• [Provided records]:
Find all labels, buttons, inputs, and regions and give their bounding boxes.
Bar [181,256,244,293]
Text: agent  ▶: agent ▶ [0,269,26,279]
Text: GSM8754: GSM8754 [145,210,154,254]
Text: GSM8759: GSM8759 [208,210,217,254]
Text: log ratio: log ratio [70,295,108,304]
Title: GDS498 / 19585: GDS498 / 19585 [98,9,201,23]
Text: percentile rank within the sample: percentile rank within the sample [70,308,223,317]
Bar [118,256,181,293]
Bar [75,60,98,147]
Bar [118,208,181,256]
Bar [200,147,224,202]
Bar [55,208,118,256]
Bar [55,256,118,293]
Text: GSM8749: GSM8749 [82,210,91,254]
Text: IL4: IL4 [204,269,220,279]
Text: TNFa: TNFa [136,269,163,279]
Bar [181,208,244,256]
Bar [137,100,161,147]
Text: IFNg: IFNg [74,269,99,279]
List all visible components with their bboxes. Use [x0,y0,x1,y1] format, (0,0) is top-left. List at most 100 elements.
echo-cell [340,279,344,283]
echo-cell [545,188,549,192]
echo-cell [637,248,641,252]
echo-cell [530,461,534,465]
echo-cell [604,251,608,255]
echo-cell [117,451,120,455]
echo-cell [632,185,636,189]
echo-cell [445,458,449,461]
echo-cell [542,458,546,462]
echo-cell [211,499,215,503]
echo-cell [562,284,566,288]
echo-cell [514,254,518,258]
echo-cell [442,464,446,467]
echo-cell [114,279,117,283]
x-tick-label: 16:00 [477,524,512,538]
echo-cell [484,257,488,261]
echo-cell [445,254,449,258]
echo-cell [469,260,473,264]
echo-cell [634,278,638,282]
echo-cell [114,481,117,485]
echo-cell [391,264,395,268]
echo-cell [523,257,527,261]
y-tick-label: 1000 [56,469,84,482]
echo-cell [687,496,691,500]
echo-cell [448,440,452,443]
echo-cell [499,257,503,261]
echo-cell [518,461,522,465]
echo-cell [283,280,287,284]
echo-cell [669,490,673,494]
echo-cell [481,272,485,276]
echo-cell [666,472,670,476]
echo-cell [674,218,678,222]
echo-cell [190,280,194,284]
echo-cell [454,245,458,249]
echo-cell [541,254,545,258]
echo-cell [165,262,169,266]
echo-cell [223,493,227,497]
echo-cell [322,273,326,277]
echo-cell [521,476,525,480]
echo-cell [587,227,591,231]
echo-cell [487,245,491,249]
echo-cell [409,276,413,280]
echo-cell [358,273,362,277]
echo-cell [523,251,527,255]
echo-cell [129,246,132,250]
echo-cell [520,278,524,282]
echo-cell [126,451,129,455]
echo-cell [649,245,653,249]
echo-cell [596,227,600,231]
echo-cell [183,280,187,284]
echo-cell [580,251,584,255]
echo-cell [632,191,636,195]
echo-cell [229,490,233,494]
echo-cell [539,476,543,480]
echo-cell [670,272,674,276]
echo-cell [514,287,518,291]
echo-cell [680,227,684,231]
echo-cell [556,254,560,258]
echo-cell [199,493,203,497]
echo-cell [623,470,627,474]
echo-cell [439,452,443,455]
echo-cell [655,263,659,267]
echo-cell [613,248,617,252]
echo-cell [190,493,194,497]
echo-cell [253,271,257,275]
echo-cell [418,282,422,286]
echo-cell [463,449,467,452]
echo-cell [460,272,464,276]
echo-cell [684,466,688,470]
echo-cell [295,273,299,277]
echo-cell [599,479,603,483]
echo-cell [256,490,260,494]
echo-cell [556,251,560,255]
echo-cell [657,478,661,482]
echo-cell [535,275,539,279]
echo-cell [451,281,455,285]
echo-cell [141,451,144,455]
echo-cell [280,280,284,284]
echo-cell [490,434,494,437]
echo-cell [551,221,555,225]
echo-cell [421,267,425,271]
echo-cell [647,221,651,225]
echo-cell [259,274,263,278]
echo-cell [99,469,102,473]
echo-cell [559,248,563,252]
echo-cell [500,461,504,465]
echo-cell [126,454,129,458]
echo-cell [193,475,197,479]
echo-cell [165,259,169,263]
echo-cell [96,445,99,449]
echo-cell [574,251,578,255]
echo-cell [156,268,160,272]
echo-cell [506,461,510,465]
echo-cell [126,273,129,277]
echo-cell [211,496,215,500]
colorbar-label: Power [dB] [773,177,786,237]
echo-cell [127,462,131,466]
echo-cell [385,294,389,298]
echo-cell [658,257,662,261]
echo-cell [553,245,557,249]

• [The exercise]: Reproduce every line of the entries above verbatim, from first to last.

• [Full response]:
Find all labels, buttons, inputs, and regions and give their bounding boxes.
Bar [181,256,244,293]
Text: agent  ▶: agent ▶ [0,269,26,279]
Text: GSM8754: GSM8754 [145,210,154,254]
Text: GSM8759: GSM8759 [208,210,217,254]
Text: log ratio: log ratio [70,295,108,304]
Title: GDS498 / 19585: GDS498 / 19585 [98,9,201,23]
Text: percentile rank within the sample: percentile rank within the sample [70,308,223,317]
Bar [118,256,181,293]
Bar [75,60,98,147]
Bar [118,208,181,256]
Bar [200,147,224,202]
Bar [55,208,118,256]
Bar [55,256,118,293]
Text: GSM8749: GSM8749 [82,210,91,254]
Text: IL4: IL4 [204,269,220,279]
Text: TNFa: TNFa [136,269,163,279]
Bar [181,208,244,256]
Bar [137,100,161,147]
Text: IFNg: IFNg [74,269,99,279]
List all visible components with their bboxes. Use [x0,y0,x1,y1] format, (0,0) is top-left. List at most 100 elements.
echo-cell [340,279,344,283]
echo-cell [545,188,549,192]
echo-cell [637,248,641,252]
echo-cell [530,461,534,465]
echo-cell [604,251,608,255]
echo-cell [117,451,120,455]
echo-cell [632,185,636,189]
echo-cell [445,458,449,461]
echo-cell [542,458,546,462]
echo-cell [211,499,215,503]
echo-cell [562,284,566,288]
echo-cell [514,254,518,258]
echo-cell [442,464,446,467]
echo-cell [114,279,117,283]
x-tick-label: 16:00 [477,524,512,538]
echo-cell [484,257,488,261]
echo-cell [445,254,449,258]
echo-cell [469,260,473,264]
echo-cell [634,278,638,282]
echo-cell [114,481,117,485]
echo-cell [391,264,395,268]
echo-cell [523,257,527,261]
y-tick-label: 1000 [56,469,84,482]
echo-cell [687,496,691,500]
echo-cell [448,440,452,443]
echo-cell [499,257,503,261]
echo-cell [518,461,522,465]
echo-cell [283,280,287,284]
echo-cell [669,490,673,494]
echo-cell [481,272,485,276]
echo-cell [666,472,670,476]
echo-cell [674,218,678,222]
echo-cell [190,280,194,284]
echo-cell [454,245,458,249]
echo-cell [541,254,545,258]
echo-cell [165,262,169,266]
echo-cell [223,493,227,497]
echo-cell [322,273,326,277]
echo-cell [521,476,525,480]
echo-cell [587,227,591,231]
echo-cell [487,245,491,249]
echo-cell [409,276,413,280]
echo-cell [358,273,362,277]
echo-cell [523,251,527,255]
echo-cell [129,246,132,250]
echo-cell [520,278,524,282]
echo-cell [126,451,129,455]
echo-cell [649,245,653,249]
echo-cell [596,227,600,231]
echo-cell [183,280,187,284]
echo-cell [580,251,584,255]
echo-cell [632,191,636,195]
echo-cell [229,490,233,494]
echo-cell [539,476,543,480]
echo-cell [670,272,674,276]
echo-cell [514,287,518,291]
echo-cell [680,227,684,231]
echo-cell [556,254,560,258]
echo-cell [199,493,203,497]
echo-cell [623,470,627,474]
echo-cell [439,452,443,455]
echo-cell [655,263,659,267]
echo-cell [613,248,617,252]
echo-cell [190,493,194,497]
echo-cell [253,271,257,275]
echo-cell [418,282,422,286]
echo-cell [463,449,467,452]
echo-cell [460,272,464,276]
echo-cell [684,466,688,470]
echo-cell [295,273,299,277]
echo-cell [599,479,603,483]
echo-cell [256,490,260,494]
echo-cell [556,251,560,255]
echo-cell [657,478,661,482]
echo-cell [535,275,539,279]
echo-cell [451,281,455,285]
echo-cell [141,451,144,455]
echo-cell [280,280,284,284]
echo-cell [490,434,494,437]
echo-cell [551,221,555,225]
echo-cell [421,267,425,271]
echo-cell [647,221,651,225]
echo-cell [259,274,263,278]
echo-cell [99,469,102,473]
echo-cell [559,248,563,252]
echo-cell [500,461,504,465]
echo-cell [126,454,129,458]
echo-cell [193,475,197,479]
echo-cell [165,259,169,263]
echo-cell [96,445,99,449]
echo-cell [574,251,578,255]
echo-cell [156,268,160,272]
echo-cell [506,461,510,465]
echo-cell [126,273,129,277]
echo-cell [211,496,215,500]
colorbar-label: Power [dB] [773,177,786,237]
echo-cell [127,462,131,466]
echo-cell [385,294,389,298]
echo-cell [658,257,662,261]
echo-cell [553,245,557,249]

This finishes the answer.